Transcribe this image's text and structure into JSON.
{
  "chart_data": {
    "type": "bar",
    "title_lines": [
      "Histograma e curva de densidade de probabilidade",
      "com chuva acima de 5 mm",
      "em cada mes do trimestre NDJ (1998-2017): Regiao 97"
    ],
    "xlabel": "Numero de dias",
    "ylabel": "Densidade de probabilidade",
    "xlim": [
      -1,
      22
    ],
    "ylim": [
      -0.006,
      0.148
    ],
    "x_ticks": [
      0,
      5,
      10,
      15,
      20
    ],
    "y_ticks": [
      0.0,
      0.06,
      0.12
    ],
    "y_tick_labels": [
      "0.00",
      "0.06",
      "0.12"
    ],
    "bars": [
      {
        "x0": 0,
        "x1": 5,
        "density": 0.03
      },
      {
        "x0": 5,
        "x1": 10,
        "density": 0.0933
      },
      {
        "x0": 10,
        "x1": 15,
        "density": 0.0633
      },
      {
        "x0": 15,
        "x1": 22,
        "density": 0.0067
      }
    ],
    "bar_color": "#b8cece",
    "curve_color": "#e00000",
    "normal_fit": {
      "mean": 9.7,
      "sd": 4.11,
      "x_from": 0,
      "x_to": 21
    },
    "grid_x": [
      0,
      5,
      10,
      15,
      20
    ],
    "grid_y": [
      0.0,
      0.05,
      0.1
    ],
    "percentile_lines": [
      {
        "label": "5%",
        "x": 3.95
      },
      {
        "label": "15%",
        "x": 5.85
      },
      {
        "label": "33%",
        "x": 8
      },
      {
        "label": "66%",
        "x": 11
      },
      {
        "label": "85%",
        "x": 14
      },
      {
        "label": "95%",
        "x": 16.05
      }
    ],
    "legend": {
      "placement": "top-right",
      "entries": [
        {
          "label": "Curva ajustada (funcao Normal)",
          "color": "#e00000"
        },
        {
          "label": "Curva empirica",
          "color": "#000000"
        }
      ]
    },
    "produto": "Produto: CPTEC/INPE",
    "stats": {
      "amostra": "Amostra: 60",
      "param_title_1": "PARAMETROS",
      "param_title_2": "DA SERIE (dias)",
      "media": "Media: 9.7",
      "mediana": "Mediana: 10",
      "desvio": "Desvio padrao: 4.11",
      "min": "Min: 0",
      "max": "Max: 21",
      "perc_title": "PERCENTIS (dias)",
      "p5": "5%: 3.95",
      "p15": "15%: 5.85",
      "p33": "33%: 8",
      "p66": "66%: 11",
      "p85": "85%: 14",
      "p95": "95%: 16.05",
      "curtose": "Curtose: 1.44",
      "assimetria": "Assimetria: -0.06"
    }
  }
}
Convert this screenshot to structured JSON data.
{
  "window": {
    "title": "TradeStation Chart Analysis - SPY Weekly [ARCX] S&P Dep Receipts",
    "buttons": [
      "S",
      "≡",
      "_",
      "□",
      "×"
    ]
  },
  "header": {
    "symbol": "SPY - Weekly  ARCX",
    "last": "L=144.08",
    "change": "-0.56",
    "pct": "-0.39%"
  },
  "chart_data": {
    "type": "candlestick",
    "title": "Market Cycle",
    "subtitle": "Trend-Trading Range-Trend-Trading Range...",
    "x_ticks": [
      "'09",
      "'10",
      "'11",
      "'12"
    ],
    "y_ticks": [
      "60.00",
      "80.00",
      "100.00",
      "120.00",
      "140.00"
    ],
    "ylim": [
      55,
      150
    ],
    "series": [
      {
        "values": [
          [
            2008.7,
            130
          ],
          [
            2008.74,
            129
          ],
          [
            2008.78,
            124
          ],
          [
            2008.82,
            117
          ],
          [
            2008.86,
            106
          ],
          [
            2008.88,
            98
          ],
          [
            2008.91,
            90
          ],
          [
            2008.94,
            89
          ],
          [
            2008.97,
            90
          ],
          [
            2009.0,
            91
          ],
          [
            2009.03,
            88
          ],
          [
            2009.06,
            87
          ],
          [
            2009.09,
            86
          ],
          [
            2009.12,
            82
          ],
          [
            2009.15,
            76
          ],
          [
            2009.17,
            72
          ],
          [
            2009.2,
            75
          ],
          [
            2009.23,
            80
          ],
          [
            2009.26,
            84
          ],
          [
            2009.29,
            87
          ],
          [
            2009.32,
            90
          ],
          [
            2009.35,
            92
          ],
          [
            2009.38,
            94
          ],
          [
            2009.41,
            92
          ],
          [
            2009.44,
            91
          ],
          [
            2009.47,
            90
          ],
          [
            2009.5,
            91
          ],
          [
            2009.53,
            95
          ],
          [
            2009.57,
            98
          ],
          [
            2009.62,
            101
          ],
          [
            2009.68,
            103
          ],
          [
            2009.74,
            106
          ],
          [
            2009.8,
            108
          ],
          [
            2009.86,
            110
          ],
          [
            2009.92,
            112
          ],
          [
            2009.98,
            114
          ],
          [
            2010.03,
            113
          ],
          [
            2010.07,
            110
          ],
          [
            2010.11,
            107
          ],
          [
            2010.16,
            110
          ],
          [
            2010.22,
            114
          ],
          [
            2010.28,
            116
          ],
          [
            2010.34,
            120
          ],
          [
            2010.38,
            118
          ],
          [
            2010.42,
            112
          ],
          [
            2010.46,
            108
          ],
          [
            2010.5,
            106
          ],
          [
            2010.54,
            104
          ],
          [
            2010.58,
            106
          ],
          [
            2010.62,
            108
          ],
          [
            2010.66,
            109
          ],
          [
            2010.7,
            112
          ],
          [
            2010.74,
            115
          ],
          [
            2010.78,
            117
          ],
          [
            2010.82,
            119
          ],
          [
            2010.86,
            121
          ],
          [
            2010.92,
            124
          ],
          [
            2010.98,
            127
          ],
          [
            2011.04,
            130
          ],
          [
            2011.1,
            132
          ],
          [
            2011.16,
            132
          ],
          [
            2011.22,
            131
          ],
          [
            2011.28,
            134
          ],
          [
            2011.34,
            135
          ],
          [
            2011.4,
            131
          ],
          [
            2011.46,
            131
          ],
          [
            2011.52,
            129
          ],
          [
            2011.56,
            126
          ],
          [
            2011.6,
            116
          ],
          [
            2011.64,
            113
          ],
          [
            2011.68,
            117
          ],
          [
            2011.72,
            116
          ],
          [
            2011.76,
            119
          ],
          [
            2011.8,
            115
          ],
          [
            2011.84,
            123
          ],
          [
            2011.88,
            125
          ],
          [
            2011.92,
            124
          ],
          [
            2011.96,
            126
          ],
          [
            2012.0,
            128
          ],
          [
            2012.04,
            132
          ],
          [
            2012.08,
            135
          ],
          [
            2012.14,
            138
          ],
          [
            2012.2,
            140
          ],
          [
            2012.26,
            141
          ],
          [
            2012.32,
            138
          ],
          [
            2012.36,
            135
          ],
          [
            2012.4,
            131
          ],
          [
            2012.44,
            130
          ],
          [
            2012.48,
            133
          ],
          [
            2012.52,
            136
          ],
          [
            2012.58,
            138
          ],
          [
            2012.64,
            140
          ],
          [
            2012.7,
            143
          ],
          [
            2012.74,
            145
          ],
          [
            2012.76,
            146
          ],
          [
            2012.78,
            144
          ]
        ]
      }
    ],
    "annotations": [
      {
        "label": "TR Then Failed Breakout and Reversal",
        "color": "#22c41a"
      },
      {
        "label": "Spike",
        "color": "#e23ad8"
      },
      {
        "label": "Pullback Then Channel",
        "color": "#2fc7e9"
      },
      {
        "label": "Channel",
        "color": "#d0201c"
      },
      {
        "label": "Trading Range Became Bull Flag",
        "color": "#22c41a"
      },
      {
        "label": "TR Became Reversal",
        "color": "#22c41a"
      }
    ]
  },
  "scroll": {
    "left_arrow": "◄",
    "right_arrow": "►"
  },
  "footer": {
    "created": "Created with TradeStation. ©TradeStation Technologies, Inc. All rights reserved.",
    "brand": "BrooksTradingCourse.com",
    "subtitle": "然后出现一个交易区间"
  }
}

■ **WHAT YOU NEED TO DO**
Go through the records and pull out each line that includes the word "Channel".

■ **THE OUTPUT**
        "label": "Pullback Then Channel",
        "label": "Channel",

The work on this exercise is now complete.